- **EXERCISE BRIEF**: Of all the lines in the data below, how many contain "color"? Report that number alone.

- **DATASET**:
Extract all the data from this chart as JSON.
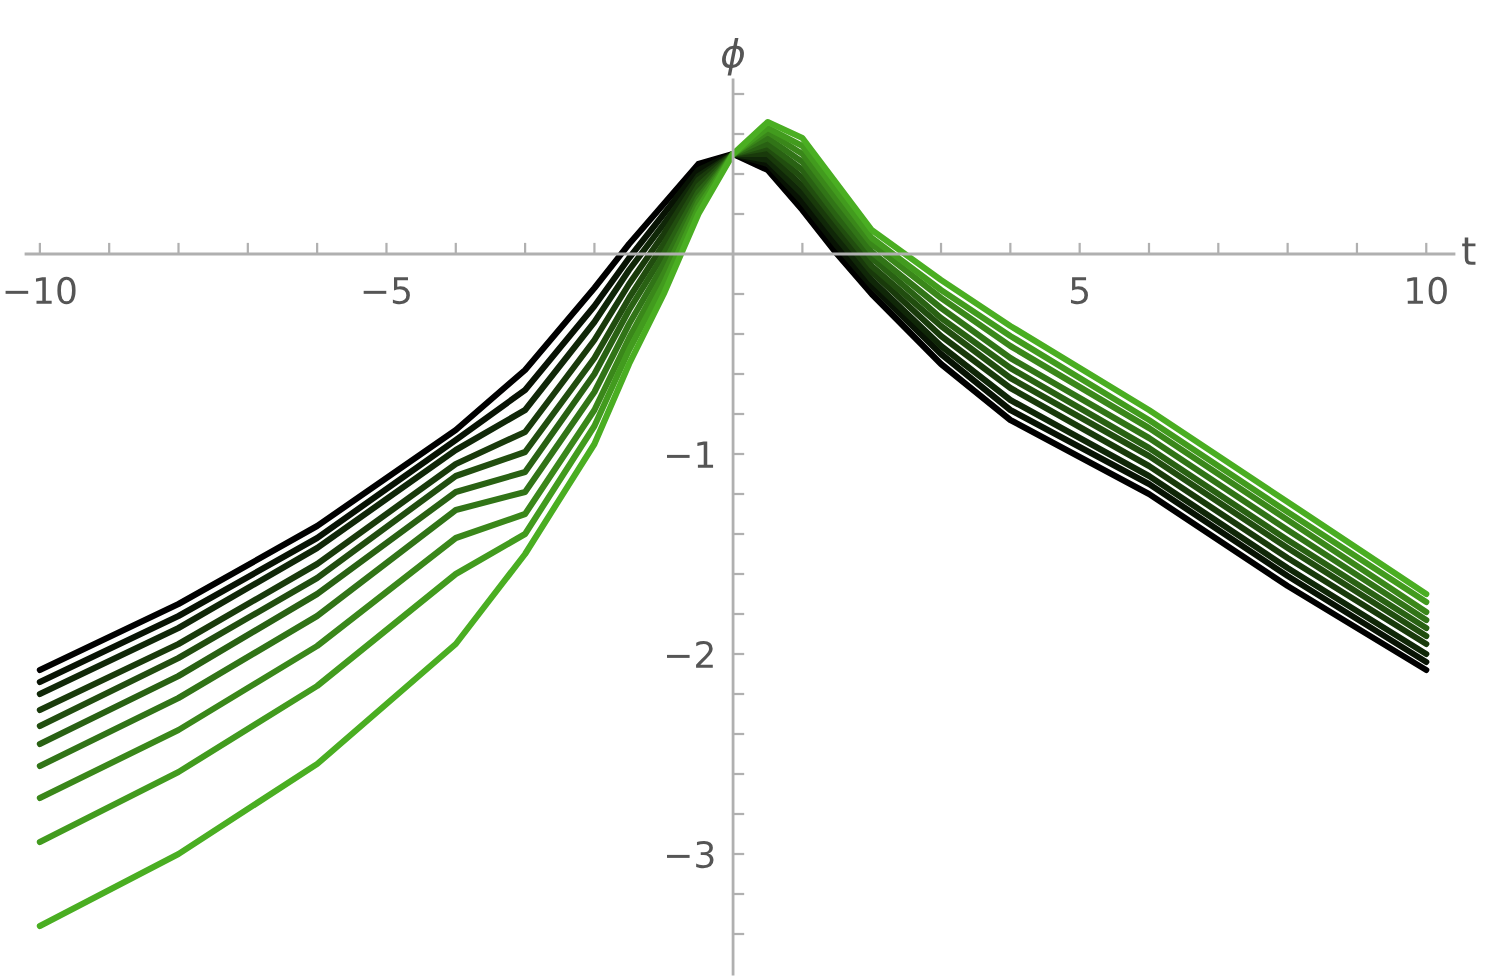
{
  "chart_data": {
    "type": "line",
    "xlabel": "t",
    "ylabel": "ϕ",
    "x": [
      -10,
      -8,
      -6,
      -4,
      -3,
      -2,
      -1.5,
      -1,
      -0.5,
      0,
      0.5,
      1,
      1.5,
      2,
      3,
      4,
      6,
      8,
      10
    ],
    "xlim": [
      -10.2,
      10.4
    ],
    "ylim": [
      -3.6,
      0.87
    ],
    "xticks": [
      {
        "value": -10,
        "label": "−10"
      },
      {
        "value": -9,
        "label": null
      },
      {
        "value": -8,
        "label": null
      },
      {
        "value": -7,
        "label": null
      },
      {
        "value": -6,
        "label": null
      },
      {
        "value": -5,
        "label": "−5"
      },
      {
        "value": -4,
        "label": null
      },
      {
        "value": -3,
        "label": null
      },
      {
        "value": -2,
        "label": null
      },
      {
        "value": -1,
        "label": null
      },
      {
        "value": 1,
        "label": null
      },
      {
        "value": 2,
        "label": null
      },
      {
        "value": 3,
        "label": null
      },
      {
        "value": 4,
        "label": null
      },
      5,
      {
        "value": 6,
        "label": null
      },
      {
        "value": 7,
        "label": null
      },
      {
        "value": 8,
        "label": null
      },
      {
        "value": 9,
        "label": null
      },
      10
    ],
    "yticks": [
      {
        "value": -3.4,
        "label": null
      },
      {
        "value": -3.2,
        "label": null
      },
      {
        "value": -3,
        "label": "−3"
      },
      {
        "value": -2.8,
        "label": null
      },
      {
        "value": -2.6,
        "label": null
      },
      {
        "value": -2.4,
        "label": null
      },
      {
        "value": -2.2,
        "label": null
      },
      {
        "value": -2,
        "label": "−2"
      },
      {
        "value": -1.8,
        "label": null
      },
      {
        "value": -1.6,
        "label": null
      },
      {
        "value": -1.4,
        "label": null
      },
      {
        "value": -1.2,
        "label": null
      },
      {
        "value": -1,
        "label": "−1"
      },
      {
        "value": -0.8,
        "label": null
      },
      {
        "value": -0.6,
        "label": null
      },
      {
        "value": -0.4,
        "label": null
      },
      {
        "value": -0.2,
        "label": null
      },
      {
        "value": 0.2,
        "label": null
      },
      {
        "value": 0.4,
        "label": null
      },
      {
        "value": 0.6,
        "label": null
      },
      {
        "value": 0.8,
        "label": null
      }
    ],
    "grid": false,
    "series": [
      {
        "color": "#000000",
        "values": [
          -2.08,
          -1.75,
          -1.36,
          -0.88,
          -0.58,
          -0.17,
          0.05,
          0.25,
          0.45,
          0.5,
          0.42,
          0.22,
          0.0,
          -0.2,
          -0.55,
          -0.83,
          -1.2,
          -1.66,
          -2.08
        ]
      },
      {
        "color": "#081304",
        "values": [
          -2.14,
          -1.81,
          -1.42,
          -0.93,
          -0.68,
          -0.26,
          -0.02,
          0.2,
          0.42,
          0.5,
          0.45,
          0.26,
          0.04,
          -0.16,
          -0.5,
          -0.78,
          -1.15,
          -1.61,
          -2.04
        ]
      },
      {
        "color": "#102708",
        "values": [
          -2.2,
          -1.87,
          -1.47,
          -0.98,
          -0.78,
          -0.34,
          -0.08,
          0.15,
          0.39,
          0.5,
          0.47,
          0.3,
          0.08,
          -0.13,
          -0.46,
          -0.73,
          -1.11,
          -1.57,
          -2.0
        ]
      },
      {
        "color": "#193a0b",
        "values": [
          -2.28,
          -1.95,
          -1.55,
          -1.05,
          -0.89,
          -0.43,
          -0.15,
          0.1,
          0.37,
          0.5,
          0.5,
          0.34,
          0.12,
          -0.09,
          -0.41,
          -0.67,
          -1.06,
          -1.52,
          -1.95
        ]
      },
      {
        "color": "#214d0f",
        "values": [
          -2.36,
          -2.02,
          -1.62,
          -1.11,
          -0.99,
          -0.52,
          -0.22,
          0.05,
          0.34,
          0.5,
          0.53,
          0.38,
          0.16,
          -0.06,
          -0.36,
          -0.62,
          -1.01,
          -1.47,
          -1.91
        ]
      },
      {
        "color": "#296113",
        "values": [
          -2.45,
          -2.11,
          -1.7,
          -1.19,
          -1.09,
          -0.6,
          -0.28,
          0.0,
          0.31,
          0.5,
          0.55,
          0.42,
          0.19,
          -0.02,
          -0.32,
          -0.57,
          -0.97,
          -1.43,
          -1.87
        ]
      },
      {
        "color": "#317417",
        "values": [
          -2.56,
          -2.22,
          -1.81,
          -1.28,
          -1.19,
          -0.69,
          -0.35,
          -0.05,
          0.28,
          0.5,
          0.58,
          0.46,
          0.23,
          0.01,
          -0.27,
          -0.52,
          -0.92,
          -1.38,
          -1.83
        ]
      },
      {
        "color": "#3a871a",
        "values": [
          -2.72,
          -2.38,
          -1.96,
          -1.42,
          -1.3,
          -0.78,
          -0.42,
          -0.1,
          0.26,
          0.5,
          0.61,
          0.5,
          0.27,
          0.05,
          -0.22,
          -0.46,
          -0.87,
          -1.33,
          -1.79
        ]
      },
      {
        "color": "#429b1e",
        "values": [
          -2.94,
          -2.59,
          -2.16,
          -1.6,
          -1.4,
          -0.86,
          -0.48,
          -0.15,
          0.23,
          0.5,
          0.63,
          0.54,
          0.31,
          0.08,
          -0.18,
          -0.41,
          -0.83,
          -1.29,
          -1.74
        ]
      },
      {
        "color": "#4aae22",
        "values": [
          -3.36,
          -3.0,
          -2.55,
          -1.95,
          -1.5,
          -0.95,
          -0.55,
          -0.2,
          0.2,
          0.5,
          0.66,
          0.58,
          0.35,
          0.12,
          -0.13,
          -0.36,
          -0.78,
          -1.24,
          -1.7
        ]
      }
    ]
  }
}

- **TASK ANSWER**: 10